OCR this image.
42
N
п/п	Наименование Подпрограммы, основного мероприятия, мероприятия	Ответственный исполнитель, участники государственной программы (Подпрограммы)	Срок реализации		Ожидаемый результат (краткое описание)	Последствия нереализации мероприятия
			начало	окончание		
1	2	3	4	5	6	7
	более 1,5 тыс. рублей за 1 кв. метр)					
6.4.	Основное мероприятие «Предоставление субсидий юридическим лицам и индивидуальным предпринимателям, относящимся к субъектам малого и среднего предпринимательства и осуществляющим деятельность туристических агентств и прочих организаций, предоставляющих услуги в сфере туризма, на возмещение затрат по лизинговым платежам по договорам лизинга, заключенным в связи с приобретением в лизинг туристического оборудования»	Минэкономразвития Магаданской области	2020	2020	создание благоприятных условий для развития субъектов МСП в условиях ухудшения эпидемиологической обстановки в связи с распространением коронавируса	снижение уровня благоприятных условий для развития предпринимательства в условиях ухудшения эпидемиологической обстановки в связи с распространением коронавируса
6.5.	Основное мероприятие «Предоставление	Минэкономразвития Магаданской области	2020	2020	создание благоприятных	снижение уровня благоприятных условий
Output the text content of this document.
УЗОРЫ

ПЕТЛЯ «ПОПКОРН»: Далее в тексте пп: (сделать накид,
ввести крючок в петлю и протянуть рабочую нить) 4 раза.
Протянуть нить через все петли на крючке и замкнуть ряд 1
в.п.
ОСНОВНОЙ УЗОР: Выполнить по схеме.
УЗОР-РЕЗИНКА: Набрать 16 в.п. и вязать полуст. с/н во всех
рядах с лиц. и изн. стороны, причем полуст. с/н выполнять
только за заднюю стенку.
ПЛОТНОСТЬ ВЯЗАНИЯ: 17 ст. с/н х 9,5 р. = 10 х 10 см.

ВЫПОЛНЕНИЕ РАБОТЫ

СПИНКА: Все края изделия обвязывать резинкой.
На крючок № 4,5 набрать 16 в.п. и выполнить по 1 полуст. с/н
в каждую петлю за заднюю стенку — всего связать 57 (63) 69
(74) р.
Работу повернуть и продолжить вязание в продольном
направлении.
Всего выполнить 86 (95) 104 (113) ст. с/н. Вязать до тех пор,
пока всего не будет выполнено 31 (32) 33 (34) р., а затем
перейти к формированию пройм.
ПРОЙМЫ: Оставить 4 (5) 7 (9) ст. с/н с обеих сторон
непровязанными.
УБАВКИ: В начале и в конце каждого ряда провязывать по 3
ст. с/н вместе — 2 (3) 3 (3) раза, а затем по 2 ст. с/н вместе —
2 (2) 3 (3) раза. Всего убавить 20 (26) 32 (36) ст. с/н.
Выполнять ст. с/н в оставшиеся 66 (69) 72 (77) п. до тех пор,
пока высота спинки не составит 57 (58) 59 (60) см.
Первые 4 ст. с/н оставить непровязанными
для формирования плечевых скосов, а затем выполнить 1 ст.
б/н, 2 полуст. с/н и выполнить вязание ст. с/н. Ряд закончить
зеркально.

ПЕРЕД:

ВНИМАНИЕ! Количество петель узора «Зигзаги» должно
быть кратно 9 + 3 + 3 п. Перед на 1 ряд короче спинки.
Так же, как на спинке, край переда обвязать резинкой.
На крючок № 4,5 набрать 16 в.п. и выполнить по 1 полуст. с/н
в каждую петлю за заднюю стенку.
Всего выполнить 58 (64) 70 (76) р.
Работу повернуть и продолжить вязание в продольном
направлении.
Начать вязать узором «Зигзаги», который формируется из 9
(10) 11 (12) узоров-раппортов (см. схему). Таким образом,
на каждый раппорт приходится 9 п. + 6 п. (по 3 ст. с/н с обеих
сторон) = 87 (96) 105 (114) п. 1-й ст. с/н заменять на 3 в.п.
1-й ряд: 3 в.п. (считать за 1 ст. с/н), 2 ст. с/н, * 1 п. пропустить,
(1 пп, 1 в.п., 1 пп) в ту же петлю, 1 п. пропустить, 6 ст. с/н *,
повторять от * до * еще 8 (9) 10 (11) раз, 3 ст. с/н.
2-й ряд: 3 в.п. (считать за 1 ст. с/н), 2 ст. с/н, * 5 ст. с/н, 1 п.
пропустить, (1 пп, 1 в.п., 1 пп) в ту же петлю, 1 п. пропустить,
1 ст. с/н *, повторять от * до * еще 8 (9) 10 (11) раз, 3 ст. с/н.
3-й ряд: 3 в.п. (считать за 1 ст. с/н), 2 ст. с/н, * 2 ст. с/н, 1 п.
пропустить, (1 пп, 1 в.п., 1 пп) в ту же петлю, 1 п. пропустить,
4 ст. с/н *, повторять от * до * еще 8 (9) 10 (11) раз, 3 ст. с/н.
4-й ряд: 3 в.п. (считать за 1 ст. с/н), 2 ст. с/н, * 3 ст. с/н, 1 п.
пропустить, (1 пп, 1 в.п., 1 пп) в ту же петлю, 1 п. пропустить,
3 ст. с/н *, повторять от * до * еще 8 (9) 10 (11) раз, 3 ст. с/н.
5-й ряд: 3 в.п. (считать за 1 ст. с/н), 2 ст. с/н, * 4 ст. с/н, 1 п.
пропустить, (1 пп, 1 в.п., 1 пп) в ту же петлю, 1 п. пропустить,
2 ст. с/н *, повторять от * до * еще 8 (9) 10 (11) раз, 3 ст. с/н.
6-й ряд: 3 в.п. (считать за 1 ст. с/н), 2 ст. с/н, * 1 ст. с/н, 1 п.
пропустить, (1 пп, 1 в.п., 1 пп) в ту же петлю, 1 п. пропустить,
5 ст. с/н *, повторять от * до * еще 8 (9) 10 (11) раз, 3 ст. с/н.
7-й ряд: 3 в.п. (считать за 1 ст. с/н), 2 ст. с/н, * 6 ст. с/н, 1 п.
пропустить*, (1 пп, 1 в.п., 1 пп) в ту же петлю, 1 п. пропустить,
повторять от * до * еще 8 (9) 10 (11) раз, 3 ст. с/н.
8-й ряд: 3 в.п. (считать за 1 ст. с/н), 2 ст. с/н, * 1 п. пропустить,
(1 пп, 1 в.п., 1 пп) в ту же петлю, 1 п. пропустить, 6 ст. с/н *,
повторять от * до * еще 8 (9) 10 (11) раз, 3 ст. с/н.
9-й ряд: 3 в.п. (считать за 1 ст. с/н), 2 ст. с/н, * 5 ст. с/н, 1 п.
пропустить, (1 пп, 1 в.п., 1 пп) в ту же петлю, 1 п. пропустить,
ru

= WRITTEN REQUEST =
Go through the material above and count the lines that contain "затем"; answer with the number alone.

= THE ANSWER =
3